→ **Short problem**
Copy out verbatim every line from the start of the records through the line that contains "60 Hz ac voltage, which", including that line.

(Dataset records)
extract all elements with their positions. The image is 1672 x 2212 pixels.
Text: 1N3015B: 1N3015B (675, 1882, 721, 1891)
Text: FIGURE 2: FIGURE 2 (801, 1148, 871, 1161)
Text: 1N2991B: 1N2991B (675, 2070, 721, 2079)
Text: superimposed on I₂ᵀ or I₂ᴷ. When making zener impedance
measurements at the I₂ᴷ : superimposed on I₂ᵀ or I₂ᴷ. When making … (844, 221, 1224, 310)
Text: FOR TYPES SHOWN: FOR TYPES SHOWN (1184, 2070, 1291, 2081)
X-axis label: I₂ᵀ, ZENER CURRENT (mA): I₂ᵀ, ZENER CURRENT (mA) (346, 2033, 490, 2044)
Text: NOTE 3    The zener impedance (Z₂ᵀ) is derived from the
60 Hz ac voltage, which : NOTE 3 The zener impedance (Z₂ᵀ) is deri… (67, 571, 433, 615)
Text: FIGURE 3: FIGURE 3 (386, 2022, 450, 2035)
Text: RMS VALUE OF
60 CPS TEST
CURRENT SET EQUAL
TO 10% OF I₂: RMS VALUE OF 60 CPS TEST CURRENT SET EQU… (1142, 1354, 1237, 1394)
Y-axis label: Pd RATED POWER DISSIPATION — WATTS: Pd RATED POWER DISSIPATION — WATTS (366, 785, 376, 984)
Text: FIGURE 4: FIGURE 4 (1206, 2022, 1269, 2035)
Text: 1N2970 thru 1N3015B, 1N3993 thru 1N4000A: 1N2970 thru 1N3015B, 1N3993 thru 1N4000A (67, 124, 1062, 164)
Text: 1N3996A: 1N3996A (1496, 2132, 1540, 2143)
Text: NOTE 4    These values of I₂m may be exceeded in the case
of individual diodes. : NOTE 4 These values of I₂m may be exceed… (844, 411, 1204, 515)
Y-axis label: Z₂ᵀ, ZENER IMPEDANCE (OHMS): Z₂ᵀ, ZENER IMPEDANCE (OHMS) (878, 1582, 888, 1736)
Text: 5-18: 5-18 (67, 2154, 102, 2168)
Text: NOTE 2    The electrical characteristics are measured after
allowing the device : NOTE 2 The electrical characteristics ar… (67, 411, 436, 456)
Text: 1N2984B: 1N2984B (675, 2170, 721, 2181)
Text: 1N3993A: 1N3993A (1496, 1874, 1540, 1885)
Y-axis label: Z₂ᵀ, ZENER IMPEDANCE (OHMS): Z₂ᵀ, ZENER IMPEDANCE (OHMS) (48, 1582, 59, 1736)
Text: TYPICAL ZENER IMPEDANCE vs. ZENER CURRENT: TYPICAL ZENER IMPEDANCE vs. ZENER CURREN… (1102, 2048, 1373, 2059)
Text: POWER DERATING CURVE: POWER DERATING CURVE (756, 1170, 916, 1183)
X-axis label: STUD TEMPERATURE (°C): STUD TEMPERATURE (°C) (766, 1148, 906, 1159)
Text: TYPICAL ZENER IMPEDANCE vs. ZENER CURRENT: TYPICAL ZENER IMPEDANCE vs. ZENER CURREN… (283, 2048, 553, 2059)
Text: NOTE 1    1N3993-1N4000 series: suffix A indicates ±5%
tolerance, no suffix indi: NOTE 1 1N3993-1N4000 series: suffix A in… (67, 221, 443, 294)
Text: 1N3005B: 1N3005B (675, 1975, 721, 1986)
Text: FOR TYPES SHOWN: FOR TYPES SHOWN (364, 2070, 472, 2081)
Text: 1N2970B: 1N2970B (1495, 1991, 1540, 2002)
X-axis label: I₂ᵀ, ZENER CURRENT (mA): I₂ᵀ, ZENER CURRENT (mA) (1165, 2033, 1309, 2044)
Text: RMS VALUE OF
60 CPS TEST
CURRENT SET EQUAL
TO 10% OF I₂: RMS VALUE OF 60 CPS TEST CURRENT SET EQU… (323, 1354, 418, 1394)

→ **Completed exercise**
extract all elements with their positions. The image is 1672 x 2212 pixels.
Text: 1N3015B: 1N3015B (675, 1882, 721, 1891)
Text: FIGURE 2: FIGURE 2 (801, 1148, 871, 1161)
Text: 1N2991B: 1N2991B (675, 2070, 721, 2079)
Text: superimposed on I₂ᵀ or I₂ᴷ. When making zener impedance
measurements at the I₂ᴷ : superimposed on I₂ᵀ or I₂ᴷ. When making … (844, 221, 1224, 310)
Text: FOR TYPES SHOWN: FOR TYPES SHOWN (1184, 2070, 1291, 2081)
X-axis label: I₂ᵀ, ZENER CURRENT (mA): I₂ᵀ, ZENER CURRENT (mA) (346, 2033, 490, 2044)
Text: NOTE 3    The zener impedance (Z₂ᵀ) is derived from the
60 Hz ac voltage, which : NOTE 3 The zener impedance (Z₂ᵀ) is deri… (67, 571, 433, 615)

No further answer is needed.